Task prompt – If a record holds a picture, leave the picture out and print everything else exactly.

Supplied data –
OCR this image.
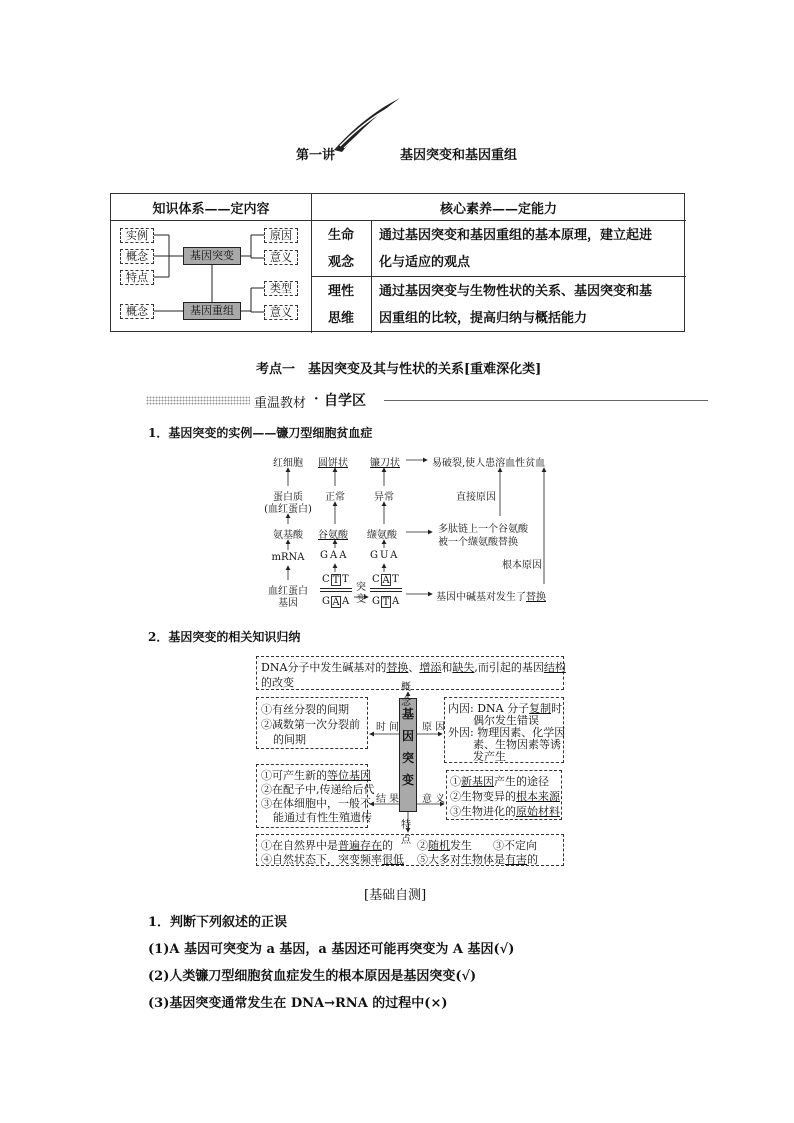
第一讲	基因突变和基因重组
知识体系——定内容	核心素养——定能力
实例
概念
特点
基因突变
原因
意义
基因重组
概念
类型
意义
生命
观念
通过基因突变和基因重组的基本原理，建立起进
化与适应的观点
理性
思维
通过基因突变与生物性状的关系、基因突变和基
因重组的比较，提高归纳与概括能力
考点一　基因突变及其与性状的关系[重难深化类]
重温教材 · 自学区
1．基因突变的实例——镰刀型细胞贫血症
红细胞
蛋白质
(血红蛋白)
氨基酸
mRNA
血红蛋白
基因
圆饼状
正常
谷氨酸
GAA
镰刀状
异常
缬氨酸
GUA
C T T
G A A
突变
C A T
G T A
易破裂,使人患溶血性贫血
直接原因
多肽链上一个谷氨酸
被一个缬氨酸替换
根本原因
基因中碱基对发生了替换
2．基因突变的相关知识归纳
DNA分子中发生碱基对的替换、增添和缺失,而引起的基因结构
的改变
①有丝分裂的间期
②减数第一次分裂前
的间期
内因: DNA 分子复制时
偶尔发生错误
外因: 物理因素、化学因
素、生物因素等诱
发产生
①可产生新的等位基因
②在配子中,传递给后代
③在体细胞中，一般不
能通过有性生殖遗传
①新基因产生的途径
②生物变异的根本来源
③生物进化的原始材料
基因突变
概念
时间 原因
结果 意义
特点
①在自然界中是普遍存在的 ②随机发生 ③不定向
④自然状态下，突变频率很低 ⑤大多对生物体是有害的
[基础自测]
1．判断下列叙述的正误
(1)A 基因可突变为 a 基因，a 基因还可能再突变为 A 基因(√)
(2)人类镰刀型细胞贫血症发生的根本原因是基因突变(√)
(3)基因突变通常发生在 DNA→RNA 的过程中(×)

Task solution –
OCR this image.
第一讲	基因突变和基因重组
知识体系——定内容	核心素养——定能力
实例
概念
特点
基因突变
原因
意义
基因重组
概念
类型
意义
生命
观念
通过基因突变和基因重组的基本原理，建立起进
化与适应的观点
理性
思维
通过基因突变与生物性状的关系、基因突变和基
因重组的比较，提高归纳与概括能力
考点一　基因突变及其与性状的关系[重难深化类]
重温教材 · 自学区
1．基因突变的实例——镰刀型细胞贫血症
红细胞
蛋白质
(血红蛋白)
氨基酸
mRNA
血红蛋白
基因
圆饼状
正常
谷氨酸
GAA
镰刀状
异常
缬氨酸
GUA
C T T
G A A
突变
C A T
G T A
易破裂,使人患溶血性贫血
直接原因
多肽链上一个谷氨酸
被一个缬氨酸替换
根本原因
基因中碱基对发生了替换
2．基因突变的相关知识归纳
DNA分子中发生碱基对的替换、增添和缺失,而引起的基因结构
的改变
①有丝分裂的间期
②减数第一次分裂前
的间期
内因: DNA 分子复制时
偶尔发生错误
外因: 物理因素、化学因
素、生物因素等诱
发产生
①可产生新的等位基因
②在配子中,传递给后代
③在体细胞中，一般不
能通过有性生殖遗传
①新基因产生的途径
②生物变异的根本来源
③生物进化的原始材料
基因突变
概念
时间 原因
结果 意义
特点
①在自然界中是普遍存在的 ②随机发生 ③不定向
④自然状态下，突变频率很低 ⑤大多对生物体是有害的
[基础自测]
1．判断下列叙述的正误
(1)A 基因可突变为 a 基因，a 基因还可能再突变为 A 基因(√)
(2)人类镰刀型细胞贫血症发生的根本原因是基因突变(√)
(3)基因突变通常发生在 DNA→RNA 的过程中(×)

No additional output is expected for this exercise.